* [MATERIAL SHOWN]
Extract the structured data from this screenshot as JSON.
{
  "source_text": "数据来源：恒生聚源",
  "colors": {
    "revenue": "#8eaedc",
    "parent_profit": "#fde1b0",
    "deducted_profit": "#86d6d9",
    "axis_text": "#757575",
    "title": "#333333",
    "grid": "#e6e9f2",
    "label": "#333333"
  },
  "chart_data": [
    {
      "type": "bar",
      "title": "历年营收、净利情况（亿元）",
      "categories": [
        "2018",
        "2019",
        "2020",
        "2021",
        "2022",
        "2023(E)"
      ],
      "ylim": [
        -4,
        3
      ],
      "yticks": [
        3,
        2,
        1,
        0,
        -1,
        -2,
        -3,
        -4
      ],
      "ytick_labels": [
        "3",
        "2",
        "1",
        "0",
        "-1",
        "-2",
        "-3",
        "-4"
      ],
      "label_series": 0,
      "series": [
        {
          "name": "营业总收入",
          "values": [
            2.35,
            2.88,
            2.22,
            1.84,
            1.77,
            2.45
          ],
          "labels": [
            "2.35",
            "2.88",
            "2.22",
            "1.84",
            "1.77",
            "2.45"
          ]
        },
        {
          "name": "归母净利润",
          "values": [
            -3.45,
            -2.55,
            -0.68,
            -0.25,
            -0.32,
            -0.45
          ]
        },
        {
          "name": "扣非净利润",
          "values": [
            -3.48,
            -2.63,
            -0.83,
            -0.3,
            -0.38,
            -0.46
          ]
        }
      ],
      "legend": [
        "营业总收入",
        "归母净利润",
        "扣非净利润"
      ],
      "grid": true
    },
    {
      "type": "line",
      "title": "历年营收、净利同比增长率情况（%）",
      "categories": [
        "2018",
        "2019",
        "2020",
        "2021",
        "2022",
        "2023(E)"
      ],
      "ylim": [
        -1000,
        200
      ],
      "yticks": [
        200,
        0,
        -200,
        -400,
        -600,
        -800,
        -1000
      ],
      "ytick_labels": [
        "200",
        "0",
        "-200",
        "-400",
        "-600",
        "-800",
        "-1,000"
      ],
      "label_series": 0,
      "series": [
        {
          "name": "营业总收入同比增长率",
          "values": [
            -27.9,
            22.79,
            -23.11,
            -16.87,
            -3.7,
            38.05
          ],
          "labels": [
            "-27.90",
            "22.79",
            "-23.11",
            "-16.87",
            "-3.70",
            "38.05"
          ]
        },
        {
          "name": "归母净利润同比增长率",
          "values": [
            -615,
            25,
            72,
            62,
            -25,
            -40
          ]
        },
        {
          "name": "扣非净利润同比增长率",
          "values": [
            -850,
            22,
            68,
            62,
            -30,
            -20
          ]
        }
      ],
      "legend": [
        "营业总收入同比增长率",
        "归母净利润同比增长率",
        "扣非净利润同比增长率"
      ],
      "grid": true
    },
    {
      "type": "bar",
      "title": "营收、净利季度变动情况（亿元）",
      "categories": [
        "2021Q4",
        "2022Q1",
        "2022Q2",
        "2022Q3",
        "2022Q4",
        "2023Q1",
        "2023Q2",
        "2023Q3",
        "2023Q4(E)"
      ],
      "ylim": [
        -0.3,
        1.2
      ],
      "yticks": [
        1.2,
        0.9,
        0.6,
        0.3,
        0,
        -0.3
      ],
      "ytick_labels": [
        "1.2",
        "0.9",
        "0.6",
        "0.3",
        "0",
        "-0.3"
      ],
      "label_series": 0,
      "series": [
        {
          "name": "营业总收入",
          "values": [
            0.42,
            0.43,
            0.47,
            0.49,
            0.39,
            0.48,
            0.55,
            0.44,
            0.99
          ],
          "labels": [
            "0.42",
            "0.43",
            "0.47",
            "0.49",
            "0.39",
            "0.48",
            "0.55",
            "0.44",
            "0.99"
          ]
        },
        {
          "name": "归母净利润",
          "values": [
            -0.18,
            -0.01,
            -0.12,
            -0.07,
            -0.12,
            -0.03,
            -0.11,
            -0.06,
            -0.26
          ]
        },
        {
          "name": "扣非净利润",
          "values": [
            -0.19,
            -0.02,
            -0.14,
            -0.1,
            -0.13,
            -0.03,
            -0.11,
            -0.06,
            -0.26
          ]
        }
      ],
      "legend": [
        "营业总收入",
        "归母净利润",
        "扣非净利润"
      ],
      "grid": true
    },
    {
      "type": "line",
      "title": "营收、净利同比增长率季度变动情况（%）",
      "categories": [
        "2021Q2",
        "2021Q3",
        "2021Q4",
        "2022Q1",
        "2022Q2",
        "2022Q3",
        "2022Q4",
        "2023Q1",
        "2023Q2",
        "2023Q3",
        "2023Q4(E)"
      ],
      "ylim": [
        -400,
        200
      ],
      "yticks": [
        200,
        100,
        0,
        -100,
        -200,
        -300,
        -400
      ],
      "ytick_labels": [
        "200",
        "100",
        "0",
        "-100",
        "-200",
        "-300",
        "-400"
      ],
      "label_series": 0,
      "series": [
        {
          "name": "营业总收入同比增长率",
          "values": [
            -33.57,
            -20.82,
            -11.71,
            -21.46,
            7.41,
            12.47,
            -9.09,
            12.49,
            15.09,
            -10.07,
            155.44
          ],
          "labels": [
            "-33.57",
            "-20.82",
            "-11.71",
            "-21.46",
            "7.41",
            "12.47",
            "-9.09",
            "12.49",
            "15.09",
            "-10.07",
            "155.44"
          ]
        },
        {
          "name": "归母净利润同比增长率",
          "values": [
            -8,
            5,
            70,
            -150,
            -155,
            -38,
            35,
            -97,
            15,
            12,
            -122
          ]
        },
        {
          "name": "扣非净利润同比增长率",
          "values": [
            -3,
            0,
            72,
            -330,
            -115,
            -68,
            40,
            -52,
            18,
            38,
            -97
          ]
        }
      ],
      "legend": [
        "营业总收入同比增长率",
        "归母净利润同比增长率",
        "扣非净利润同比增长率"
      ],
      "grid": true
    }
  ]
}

* [PROBLEM TO WORK ON] Show every line from the entries above in which the word "title" appears.

* [FULL SOLUTION]
    "title": "#333333",
      "title": "历年营收、净利情况（亿元）",
      "title": "历年营收、净利同比增长率情况（%）",
      "title": "营收、净利季度变动情况（亿元）",
      "title": "营收、净利同比增长率季度变动情况（%）",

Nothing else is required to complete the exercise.